Start THE INPUT
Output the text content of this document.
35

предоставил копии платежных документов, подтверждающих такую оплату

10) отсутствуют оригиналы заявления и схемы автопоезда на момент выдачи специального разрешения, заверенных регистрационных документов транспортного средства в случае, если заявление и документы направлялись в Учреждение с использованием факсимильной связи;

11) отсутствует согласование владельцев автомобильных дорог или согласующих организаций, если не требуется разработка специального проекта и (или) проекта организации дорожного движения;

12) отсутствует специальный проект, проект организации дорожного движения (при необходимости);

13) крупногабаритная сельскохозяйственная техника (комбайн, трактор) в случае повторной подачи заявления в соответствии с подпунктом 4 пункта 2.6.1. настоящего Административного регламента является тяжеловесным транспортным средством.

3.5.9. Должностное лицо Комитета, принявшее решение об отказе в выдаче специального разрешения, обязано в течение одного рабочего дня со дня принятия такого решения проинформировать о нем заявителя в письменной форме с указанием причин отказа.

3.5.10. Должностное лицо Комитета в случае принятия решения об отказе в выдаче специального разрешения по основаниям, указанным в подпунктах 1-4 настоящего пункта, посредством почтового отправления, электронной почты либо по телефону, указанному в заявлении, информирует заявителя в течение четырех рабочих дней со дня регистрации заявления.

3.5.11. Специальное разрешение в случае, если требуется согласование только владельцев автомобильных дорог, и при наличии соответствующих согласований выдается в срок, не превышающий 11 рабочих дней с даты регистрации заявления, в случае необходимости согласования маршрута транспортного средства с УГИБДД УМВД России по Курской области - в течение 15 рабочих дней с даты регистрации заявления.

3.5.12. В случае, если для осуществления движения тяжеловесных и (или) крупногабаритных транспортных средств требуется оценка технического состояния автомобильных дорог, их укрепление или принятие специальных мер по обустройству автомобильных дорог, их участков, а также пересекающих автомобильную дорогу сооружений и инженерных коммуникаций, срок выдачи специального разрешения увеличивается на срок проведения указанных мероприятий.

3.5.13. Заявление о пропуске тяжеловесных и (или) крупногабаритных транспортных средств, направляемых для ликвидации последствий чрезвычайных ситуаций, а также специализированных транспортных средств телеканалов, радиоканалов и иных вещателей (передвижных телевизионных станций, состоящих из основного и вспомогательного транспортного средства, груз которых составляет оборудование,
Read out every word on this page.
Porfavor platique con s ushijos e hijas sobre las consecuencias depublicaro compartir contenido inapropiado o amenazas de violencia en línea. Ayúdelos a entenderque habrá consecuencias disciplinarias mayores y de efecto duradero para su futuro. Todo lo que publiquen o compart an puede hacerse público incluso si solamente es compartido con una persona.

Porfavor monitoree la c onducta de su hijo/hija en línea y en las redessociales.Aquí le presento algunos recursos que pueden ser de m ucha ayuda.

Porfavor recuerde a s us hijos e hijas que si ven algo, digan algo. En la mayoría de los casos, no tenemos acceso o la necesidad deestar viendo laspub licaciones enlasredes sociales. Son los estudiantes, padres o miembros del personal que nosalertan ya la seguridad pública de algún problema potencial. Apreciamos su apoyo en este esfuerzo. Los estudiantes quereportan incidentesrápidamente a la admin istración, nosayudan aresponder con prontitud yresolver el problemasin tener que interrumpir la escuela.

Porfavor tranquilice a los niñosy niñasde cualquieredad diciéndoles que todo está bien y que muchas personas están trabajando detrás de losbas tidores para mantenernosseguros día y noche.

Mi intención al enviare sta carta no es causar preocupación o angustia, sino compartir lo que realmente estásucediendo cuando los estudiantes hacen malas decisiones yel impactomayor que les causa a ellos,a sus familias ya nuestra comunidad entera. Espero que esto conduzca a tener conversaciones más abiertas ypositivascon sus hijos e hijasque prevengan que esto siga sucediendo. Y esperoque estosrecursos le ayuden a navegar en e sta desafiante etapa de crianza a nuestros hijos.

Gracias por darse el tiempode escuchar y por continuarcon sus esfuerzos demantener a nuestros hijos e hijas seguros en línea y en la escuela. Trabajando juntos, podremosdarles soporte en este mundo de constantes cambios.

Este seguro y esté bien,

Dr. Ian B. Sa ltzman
End THE INPUT
● YOUR INSTRUCTIONS:
Above are the records; retype them all without a single difference.

● RESPONSE BELOW:
Output the text content of this document.
35

предоставил копии платежных документов, подтверждающих такую оплату

10) отсутствуют оригиналы заявления и схемы автопоезда на момент выдачи специального разрешения, заверенных регистрационных документов транспортного средства в случае, если заявление и документы направлялись в Учреждение с использованием факсимильной связи;

11) отсутствует согласование владельцев автомобильных дорог или согласующих организаций, если не требуется разработка специального проекта и (или) проекта организации дорожного движения;

12) отсутствует специальный проект, проект организации дорожного движения (при необходимости);

13) крупногабаритная сельскохозяйственная техника (комбайн, трактор) в случае повторной подачи заявления в соответствии с подпунктом 4 пункта 2.6.1. настоящего Административного регламента является тяжеловесным транспортным средством.

3.5.9. Должностное лицо Комитета, принявшее решение об отказе в выдаче специального разрешения, обязано в течение одного рабочего дня со дня принятия такого решения проинформировать о нем заявителя в письменной форме с указанием причин отказа.

3.5.10. Должностное лицо Комитета в случае принятия решения об отказе в выдаче специального разрешения по основаниям, указанным в подпунктах 1-4 настоящего пункта, посредством почтового отправления, электронной почты либо по телефону, указанному в заявлении, информирует заявителя в течение четырех рабочих дней со дня регистрации заявления.

3.5.11. Специальное разрешение в случае, если требуется согласование только владельцев автомобильных дорог, и при наличии соответствующих согласований выдается в срок, не превышающий 11 рабочих дней с даты регистрации заявления, в случае необходимости согласования маршрута транспортного средства с УГИБДД УМВД России по Курской области - в течение 15 рабочих дней с даты регистрации заявления.

3.5.12. В случае, если для осуществления движения тяжеловесных и (или) крупногабаритных транспортных средств требуется оценка технического состояния автомобильных дорог, их укрепление или принятие специальных мер по обустройству автомобильных дорог, их участков, а также пересекающих автомобильную дорогу сооружений и инженерных коммуникаций, срок выдачи специального разрешения увеличивается на срок проведения указанных мероприятий.

3.5.13. Заявление о пропуске тяжеловесных и (или) крупногабаритных транспортных средств, направляемых для ликвидации последствий чрезвычайных ситуаций, а также специализированных транспортных средств телеканалов, радиоканалов и иных вещателей (передвижных телевизионных станций, состоящих из основного и вспомогательного транспортного средства, груз которых составляет оборудование,
Read out every word on this page.
Porfavor platique con s ushijos e hijas sobre las consecuencias depublicaro compartir contenido inapropiado o amenazas de violencia en línea. Ayúdelos a entenderque habrá consecuencias disciplinarias mayores y de efecto duradero para su futuro. Todo lo que publiquen o compart an puede hacerse público incluso si solamente es compartido con una persona.

Porfavor monitoree la c onducta de su hijo/hija en línea y en las redessociales.Aquí le presento algunos recursos que pueden ser de m ucha ayuda.

Porfavor recuerde a s us hijos e hijas que si ven algo, digan algo. En la mayoría de los casos, no tenemos acceso o la necesidad deestar viendo laspub licaciones enlasredes sociales. Son los estudiantes, padres o miembros del personal que nosalertan ya la seguridad pública de algún problema potencial. Apreciamos su apoyo en este esfuerzo. Los estudiantes quereportan incidentesrápidamente a la admin istración, nosayudan aresponder con prontitud yresolver el problemasin tener que interrumpir la escuela.

Porfavor tranquilice a los niñosy niñasde cualquieredad diciéndoles que todo está bien y que muchas personas están trabajando detrás de losbas tidores para mantenernosseguros día y noche.

Mi intención al enviare sta carta no es causar preocupación o angustia, sino compartir lo que realmente estásucediendo cuando los estudiantes hacen malas decisiones yel impactomayor que les causa a ellos,a sus familias ya nuestra comunidad entera. Espero que esto conduzca a tener conversaciones más abiertas ypositivascon sus hijos e hijasque prevengan que esto siga sucediendo. Y esperoque estosrecursos le ayuden a navegar en e sta desafiante etapa de crianza a nuestros hijos.

Gracias por darse el tiempode escuchar y por continuarcon sus esfuerzos demantener a nuestros hijos e hijas seguros en línea y en la escuela. Trabajando juntos, podremosdarles soporte en este mundo de constantes cambios.

Este seguro y esté bien,

Dr. Ian B. Sa ltzman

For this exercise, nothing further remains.